WHAT NEEDS TO BE DONE:
Each line that includes "Windows" counts once; give the total and nothing besides.

§

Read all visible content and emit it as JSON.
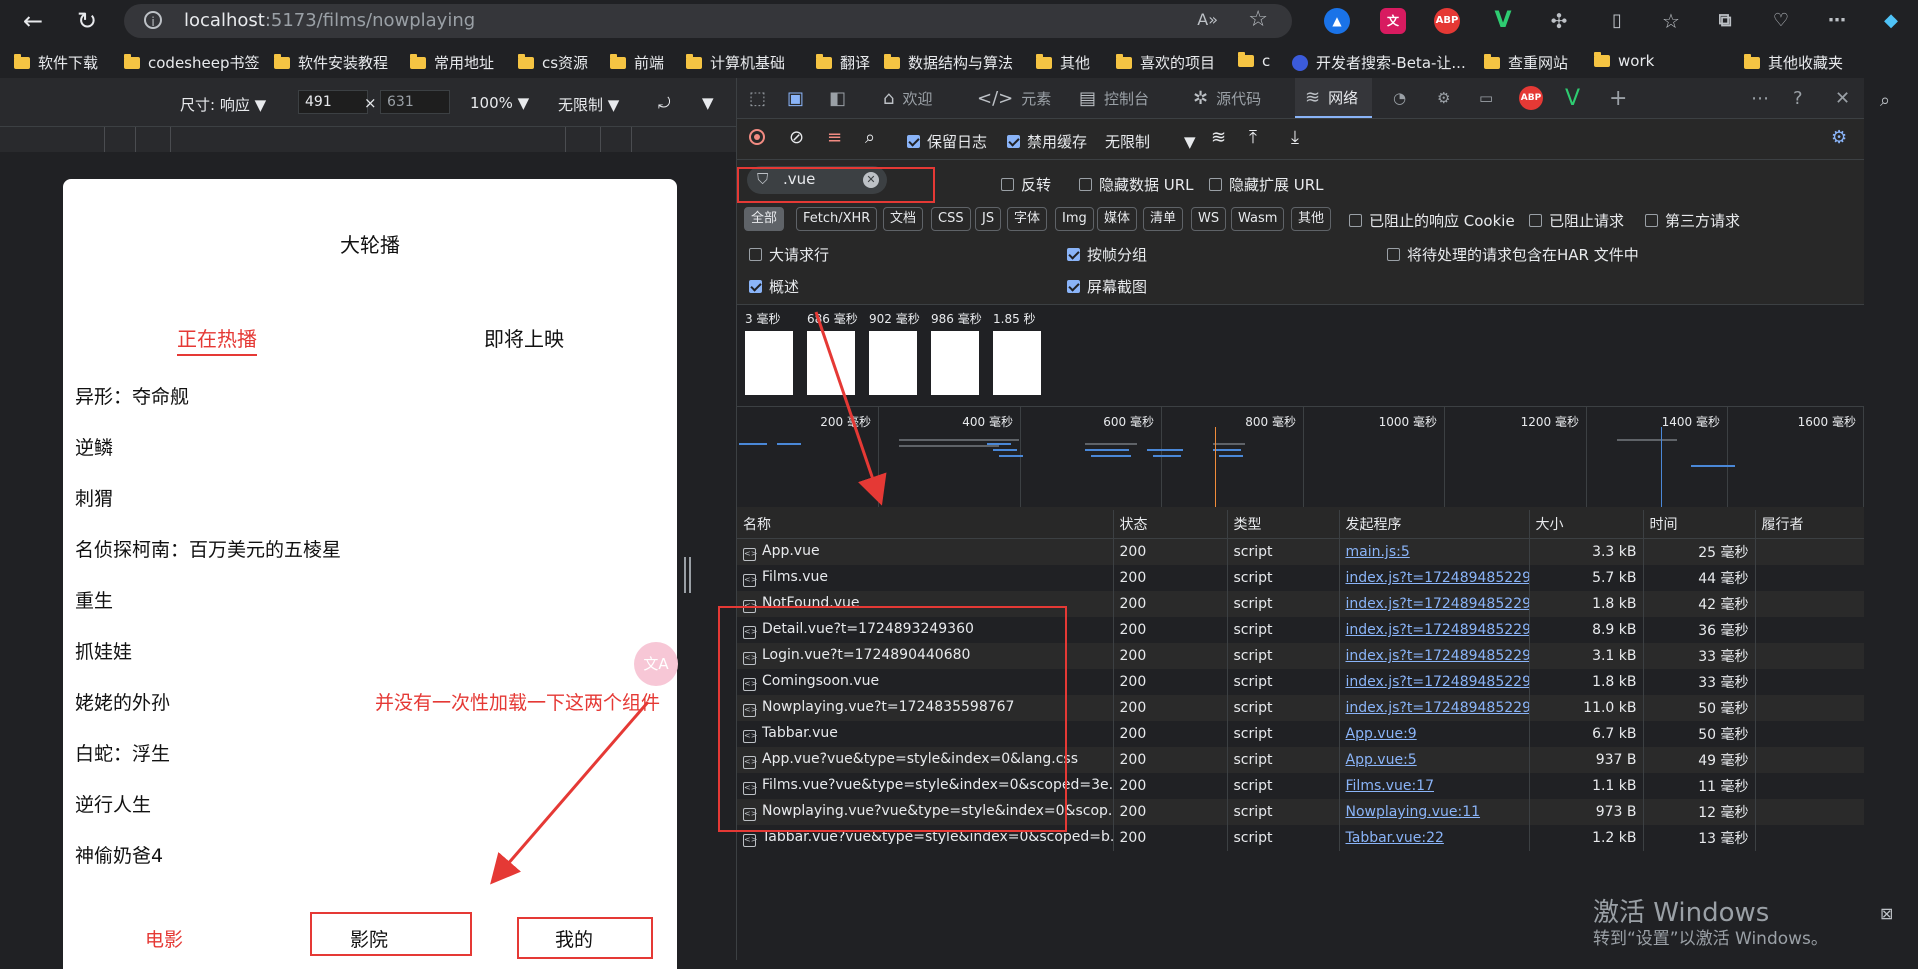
{
  "browser": {
    "url_host": "localhost",
    "url_path": ":5173/films/nowplaying",
    "extensions": [
      "ABP",
      "V"
    ],
    "bookmarks": [
      "软件下载",
      "codesheep书签",
      "软件安装教程",
      "常用地址",
      "cs资源",
      "前端",
      "计算机基础",
      "翻译",
      "数据结构与算法",
      "其他",
      "喜欢的项目",
      "c",
      "开发者搜索-Beta-让...",
      "查重网站",
      "work",
      "其他收藏夹"
    ]
  },
  "device": {
    "size_label": "尺寸: 响应",
    "width": "491",
    "times": "×",
    "height": "631",
    "zoom": "100%",
    "throttle": "无限制"
  },
  "app": {
    "banner": "大轮播",
    "tabs": [
      "正在热播",
      "即将上映"
    ],
    "films": [
      "异形：夺命舰",
      "逆鳞",
      "刺猬",
      "名侦探柯南：百万美元的五棱星",
      "重生",
      "抓娃娃",
      "姥姥的外孙",
      "白蛇：浮生",
      "逆行人生",
      "神偷奶爸4"
    ],
    "footer": [
      "电影",
      "影院",
      "我的"
    ]
  },
  "annotation": {
    "text": "并没有一次性加载一下这两个组件",
    "color": "#e53935"
  },
  "devtools": {
    "tabs": [
      "欢迎",
      "元素",
      "控制台",
      "源代码",
      "网络"
    ],
    "toolbar": {
      "preserve_log": "保留日志",
      "disable_cache": "禁用缓存",
      "throttle": "无限制"
    },
    "filter": {
      "value": ".vue",
      "invert": "反转",
      "hide_data_url": "隐藏数据 URL",
      "hide_ext_url": "隐藏扩展 URL"
    },
    "types": [
      "全部",
      "Fetch/XHR",
      "文档",
      "CSS",
      "JS",
      "字体",
      "Img",
      "媒体",
      "清单",
      "WS",
      "Wasm",
      "其他"
    ],
    "type_checks": [
      "已阻止的响应 Cookie",
      "已阻止请求",
      "第三方请求"
    ],
    "options": {
      "big_rows": "大请求行",
      "group_by_frame": "按帧分组",
      "har_option": "将待处理的请求包含在HAR 文件中",
      "overview": "概述",
      "screenshots": "屏幕截图"
    },
    "screenshot_times": [
      "3 毫秒",
      "686 毫秒",
      "902 毫秒",
      "986 毫秒",
      "1.85 秒"
    ],
    "timeline_ticks": [
      "200 毫秒",
      "400 毫秒",
      "600 毫秒",
      "800 毫秒",
      "1000 毫秒",
      "1200 毫秒",
      "1400 毫秒",
      "1600 毫秒"
    ],
    "columns": [
      "名称",
      "状态",
      "类型",
      "发起程序",
      "大小",
      "时间",
      "履行者"
    ],
    "rows": [
      {
        "name": "App.vue",
        "status": "200",
        "type": "script",
        "initiator": "main.js:5",
        "size": "3.3 kB",
        "time": "25 毫秒"
      },
      {
        "name": "Films.vue",
        "status": "200",
        "type": "script",
        "initiator": "index.js?t=1724894852298:",
        "size": "5.7 kB",
        "time": "44 毫秒"
      },
      {
        "name": "NotFound.vue",
        "status": "200",
        "type": "script",
        "initiator": "index.js?t=1724894852298:",
        "size": "1.8 kB",
        "time": "42 毫秒"
      },
      {
        "name": "Detail.vue?t=1724893249360",
        "status": "200",
        "type": "script",
        "initiator": "index.js?t=1724894852298:",
        "size": "8.9 kB",
        "time": "36 毫秒"
      },
      {
        "name": "Login.vue?t=1724890440680",
        "status": "200",
        "type": "script",
        "initiator": "index.js?t=1724894852298:",
        "size": "3.1 kB",
        "time": "33 毫秒"
      },
      {
        "name": "Comingsoon.vue",
        "status": "200",
        "type": "script",
        "initiator": "index.js?t=1724894852298:",
        "size": "1.8 kB",
        "time": "33 毫秒"
      },
      {
        "name": "Nowplaying.vue?t=1724835598767",
        "status": "200",
        "type": "script",
        "initiator": "index.js?t=1724894852298:",
        "size": "11.0 kB",
        "time": "50 毫秒"
      },
      {
        "name": "Tabbar.vue",
        "status": "200",
        "type": "script",
        "initiator": "App.vue:9",
        "size": "6.7 kB",
        "time": "50 毫秒"
      },
      {
        "name": "App.vue?vue&type=style&index=0&lang.css",
        "status": "200",
        "type": "script",
        "initiator": "App.vue:5",
        "size": "937 B",
        "time": "49 毫秒"
      },
      {
        "name": "Films.vue?vue&type=style&index=0&scoped=3e...",
        "status": "200",
        "type": "script",
        "initiator": "Films.vue:17",
        "size": "1.1 kB",
        "time": "11 毫秒"
      },
      {
        "name": "Nowplaying.vue?vue&type=style&index=0&scop...",
        "status": "200",
        "type": "script",
        "initiator": "Nowplaying.vue:11",
        "size": "973 B",
        "time": "12 毫秒"
      },
      {
        "name": "Tabbar.vue?vue&type=style&index=0&scoped=b...",
        "status": "200",
        "type": "script",
        "initiator": "Tabbar.vue:22",
        "size": "1.2 kB",
        "time": "13 毫秒"
      }
    ]
  },
  "watermark": {
    "title": "激活 Windows",
    "subtitle": "转到“设置”以激活 Windows。"
  }
}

§

OUTPUT FOR THIS EXERCISE:
2